EXCERPTED RECORDS »
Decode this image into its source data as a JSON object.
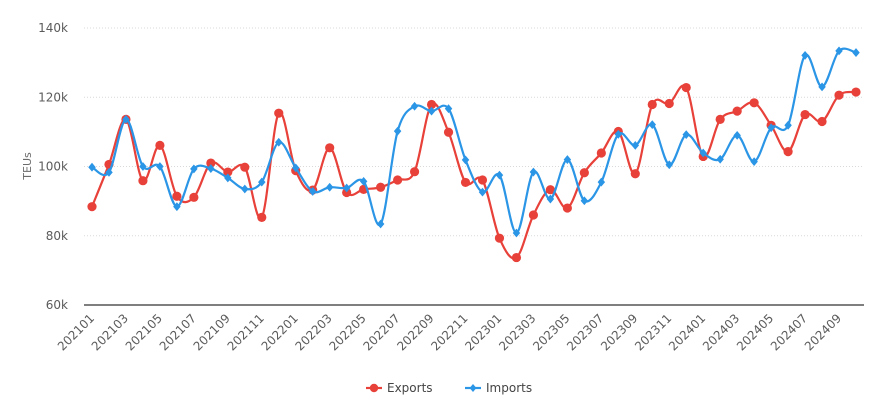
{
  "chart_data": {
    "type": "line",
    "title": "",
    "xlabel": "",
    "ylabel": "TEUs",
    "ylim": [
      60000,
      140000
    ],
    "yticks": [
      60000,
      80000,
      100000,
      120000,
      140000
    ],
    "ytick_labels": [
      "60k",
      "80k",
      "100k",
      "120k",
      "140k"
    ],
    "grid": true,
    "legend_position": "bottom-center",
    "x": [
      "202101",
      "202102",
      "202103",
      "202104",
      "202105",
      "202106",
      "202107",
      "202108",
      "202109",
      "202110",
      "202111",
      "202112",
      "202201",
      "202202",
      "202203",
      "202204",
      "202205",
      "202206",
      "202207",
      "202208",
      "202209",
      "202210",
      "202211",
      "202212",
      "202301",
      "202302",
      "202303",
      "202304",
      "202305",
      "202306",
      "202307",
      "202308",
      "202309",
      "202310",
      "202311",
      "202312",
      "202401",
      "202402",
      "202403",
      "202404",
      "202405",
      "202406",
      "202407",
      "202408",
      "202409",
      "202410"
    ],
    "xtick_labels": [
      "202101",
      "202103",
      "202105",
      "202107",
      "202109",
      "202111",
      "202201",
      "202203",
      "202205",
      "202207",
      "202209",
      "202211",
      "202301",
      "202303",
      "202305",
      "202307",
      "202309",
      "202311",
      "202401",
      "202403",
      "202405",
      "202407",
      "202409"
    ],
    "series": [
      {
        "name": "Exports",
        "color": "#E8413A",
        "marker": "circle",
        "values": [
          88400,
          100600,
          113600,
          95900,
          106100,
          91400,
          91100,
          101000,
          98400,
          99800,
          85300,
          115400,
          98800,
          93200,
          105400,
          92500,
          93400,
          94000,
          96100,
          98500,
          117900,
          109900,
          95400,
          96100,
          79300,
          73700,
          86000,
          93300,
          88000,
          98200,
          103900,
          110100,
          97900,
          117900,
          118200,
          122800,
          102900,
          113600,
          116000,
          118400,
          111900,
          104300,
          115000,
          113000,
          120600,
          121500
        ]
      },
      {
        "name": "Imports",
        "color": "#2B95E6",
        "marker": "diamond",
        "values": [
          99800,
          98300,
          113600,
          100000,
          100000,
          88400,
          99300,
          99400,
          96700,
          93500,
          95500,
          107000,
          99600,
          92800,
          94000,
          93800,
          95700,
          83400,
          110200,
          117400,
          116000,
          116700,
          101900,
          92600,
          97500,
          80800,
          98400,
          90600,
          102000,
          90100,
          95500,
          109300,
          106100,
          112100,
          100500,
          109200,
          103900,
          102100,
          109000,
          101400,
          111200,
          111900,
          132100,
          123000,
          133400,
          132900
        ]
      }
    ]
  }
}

EXERCISE OBJECTIVE » Repeat the entries exactly. Pictures are excluded from the copy.

WRITTEN SOLUTION »
Decode this image into its source data as a JSON object.
{
  "chart_data": {
    "type": "line",
    "title": "",
    "xlabel": "",
    "ylabel": "TEUs",
    "ylim": [
      60000,
      140000
    ],
    "yticks": [
      60000,
      80000,
      100000,
      120000,
      140000
    ],
    "ytick_labels": [
      "60k",
      "80k",
      "100k",
      "120k",
      "140k"
    ],
    "grid": true,
    "legend_position": "bottom-center",
    "x": [
      "202101",
      "202102",
      "202103",
      "202104",
      "202105",
      "202106",
      "202107",
      "202108",
      "202109",
      "202110",
      "202111",
      "202112",
      "202201",
      "202202",
      "202203",
      "202204",
      "202205",
      "202206",
      "202207",
      "202208",
      "202209",
      "202210",
      "202211",
      "202212",
      "202301",
      "202302",
      "202303",
      "202304",
      "202305",
      "202306",
      "202307",
      "202308",
      "202309",
      "202310",
      "202311",
      "202312",
      "202401",
      "202402",
      "202403",
      "202404",
      "202405",
      "202406",
      "202407",
      "202408",
      "202409",
      "202410"
    ],
    "xtick_labels": [
      "202101",
      "202103",
      "202105",
      "202107",
      "202109",
      "202111",
      "202201",
      "202203",
      "202205",
      "202207",
      "202209",
      "202211",
      "202301",
      "202303",
      "202305",
      "202307",
      "202309",
      "202311",
      "202401",
      "202403",
      "202405",
      "202407",
      "202409"
    ],
    "series": [
      {
        "name": "Exports",
        "color": "#E8413A",
        "marker": "circle",
        "values": [
          88400,
          100600,
          113600,
          95900,
          106100,
          91400,
          91100,
          101000,
          98400,
          99800,
          85300,
          115400,
          98800,
          93200,
          105400,
          92500,
          93400,
          94000,
          96100,
          98500,
          117900,
          109900,
          95400,
          96100,
          79300,
          73700,
          86000,
          93300,
          88000,
          98200,
          103900,
          110100,
          97900,
          117900,
          118200,
          122800,
          102900,
          113600,
          116000,
          118400,
          111900,
          104300,
          115000,
          113000,
          120600,
          121500
        ]
      },
      {
        "name": "Imports",
        "color": "#2B95E6",
        "marker": "diamond",
        "values": [
          99800,
          98300,
          113600,
          100000,
          100000,
          88400,
          99300,
          99400,
          96700,
          93500,
          95500,
          107000,
          99600,
          92800,
          94000,
          93800,
          95700,
          83400,
          110200,
          117400,
          116000,
          116700,
          101900,
          92600,
          97500,
          80800,
          98400,
          90600,
          102000,
          90100,
          95500,
          109300,
          106100,
          112100,
          100500,
          109200,
          103900,
          102100,
          109000,
          101400,
          111200,
          111900,
          132100,
          123000,
          133400,
          132900
        ]
      }
    ]
  }
}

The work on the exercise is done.